#### DIRECTIONS:
Restate the records below word for word, and omit the images they hold.

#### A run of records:

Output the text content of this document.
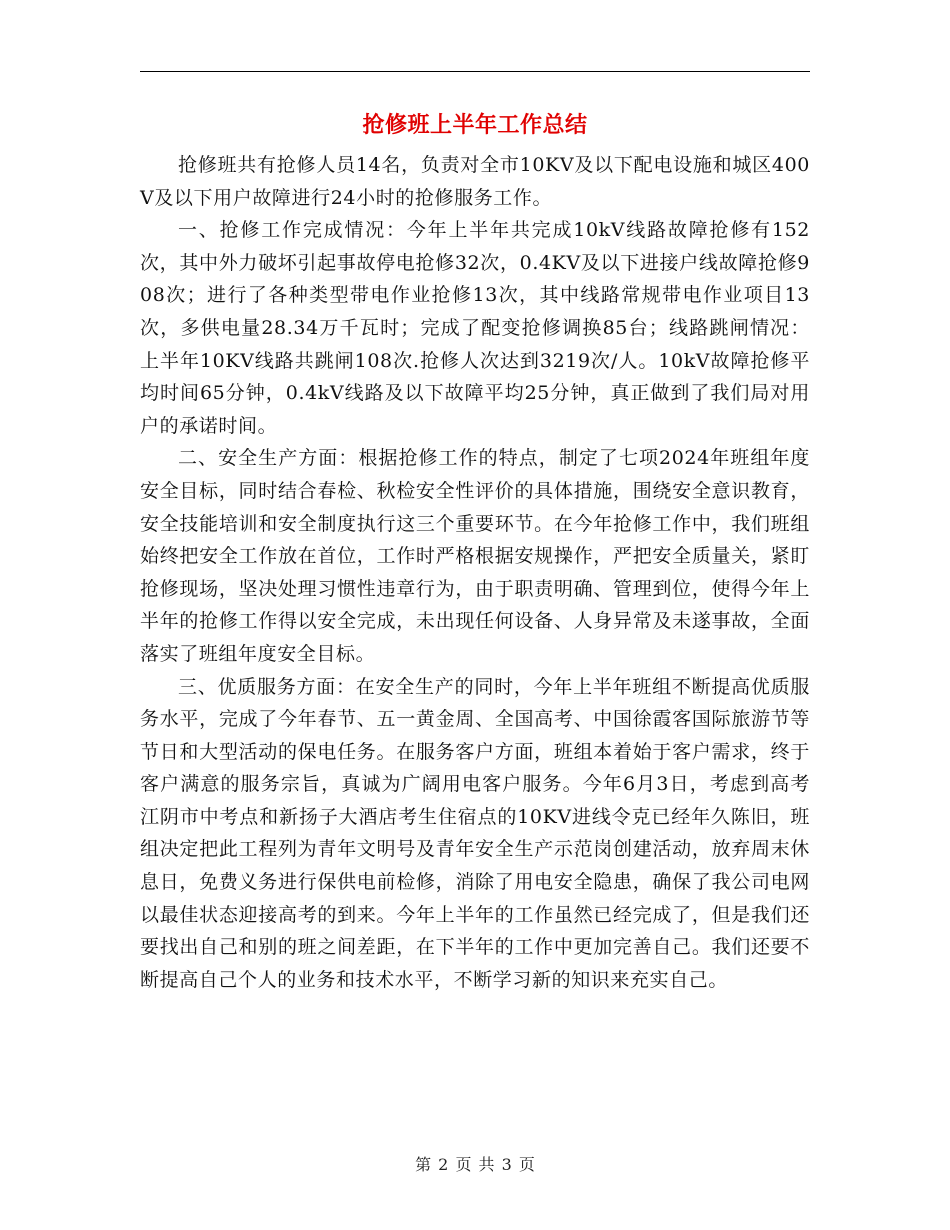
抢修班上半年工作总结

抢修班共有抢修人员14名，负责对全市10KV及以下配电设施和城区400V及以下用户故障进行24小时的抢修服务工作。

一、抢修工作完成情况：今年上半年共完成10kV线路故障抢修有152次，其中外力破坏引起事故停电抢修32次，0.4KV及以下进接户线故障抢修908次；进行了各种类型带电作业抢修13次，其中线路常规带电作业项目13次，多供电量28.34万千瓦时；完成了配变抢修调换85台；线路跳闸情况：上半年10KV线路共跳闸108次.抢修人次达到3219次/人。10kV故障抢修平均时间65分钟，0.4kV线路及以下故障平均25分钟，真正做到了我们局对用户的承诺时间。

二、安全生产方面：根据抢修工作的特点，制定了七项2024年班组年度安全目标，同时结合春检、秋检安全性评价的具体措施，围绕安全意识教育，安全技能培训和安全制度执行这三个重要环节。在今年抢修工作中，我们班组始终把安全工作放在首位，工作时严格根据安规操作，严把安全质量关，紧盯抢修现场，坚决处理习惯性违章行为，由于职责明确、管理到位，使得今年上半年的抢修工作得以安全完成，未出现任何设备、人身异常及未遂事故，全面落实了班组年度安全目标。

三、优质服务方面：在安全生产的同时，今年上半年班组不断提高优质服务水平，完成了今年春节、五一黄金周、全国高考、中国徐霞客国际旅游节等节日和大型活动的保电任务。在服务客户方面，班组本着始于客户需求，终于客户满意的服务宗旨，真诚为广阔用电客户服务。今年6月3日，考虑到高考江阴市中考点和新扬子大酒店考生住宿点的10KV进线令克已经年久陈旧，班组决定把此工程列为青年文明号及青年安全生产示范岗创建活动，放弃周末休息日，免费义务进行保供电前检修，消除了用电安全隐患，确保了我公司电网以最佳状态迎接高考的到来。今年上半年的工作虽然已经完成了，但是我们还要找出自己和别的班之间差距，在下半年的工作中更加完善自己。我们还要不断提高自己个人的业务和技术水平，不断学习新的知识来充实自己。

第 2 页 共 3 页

#### FULL RESPONSE:
Output the text content of this document.
抢修班上半年工作总结

抢修班共有抢修人员14名，负责对全市10KV及以下配电设施和城区400V及以下用户故障进行24小时的抢修服务工作。

一、抢修工作完成情况：今年上半年共完成10kV线路故障抢修有152次，其中外力破坏引起事故停电抢修32次，0.4KV及以下进接户线故障抢修908次；进行了各种类型带电作业抢修13次，其中线路常规带电作业项目13次，多供电量28.34万千瓦时；完成了配变抢修调换85台；线路跳闸情况：上半年10KV线路共跳闸108次.抢修人次达到3219次/人。10kV故障抢修平均时间65分钟，0.4kV线路及以下故障平均25分钟，真正做到了我们局对用户的承诺时间。

二、安全生产方面：根据抢修工作的特点，制定了七项2024年班组年度安全目标，同时结合春检、秋检安全性评价的具体措施，围绕安全意识教育，安全技能培训和安全制度执行这三个重要环节。在今年抢修工作中，我们班组始终把安全工作放在首位，工作时严格根据安规操作，严把安全质量关，紧盯抢修现场，坚决处理习惯性违章行为，由于职责明确、管理到位，使得今年上半年的抢修工作得以安全完成，未出现任何设备、人身异常及未遂事故，全面落实了班组年度安全目标。

三、优质服务方面：在安全生产的同时，今年上半年班组不断提高优质服务水平，完成了今年春节、五一黄金周、全国高考、中国徐霞客国际旅游节等节日和大型活动的保电任务。在服务客户方面，班组本着始于客户需求，终于客户满意的服务宗旨，真诚为广阔用电客户服务。今年6月3日，考虑到高考江阴市中考点和新扬子大酒店考生住宿点的10KV进线令克已经年久陈旧，班组决定把此工程列为青年文明号及青年安全生产示范岗创建活动，放弃周末休息日，免费义务进行保供电前检修，消除了用电安全隐患，确保了我公司电网以最佳状态迎接高考的到来。今年上半年的工作虽然已经完成了，但是我们还要找出自己和别的班之间差距，在下半年的工作中更加完善自己。我们还要不断提高自己个人的业务和技术水平，不断学习新的知识来充实自己。

第 2 页 共 3 页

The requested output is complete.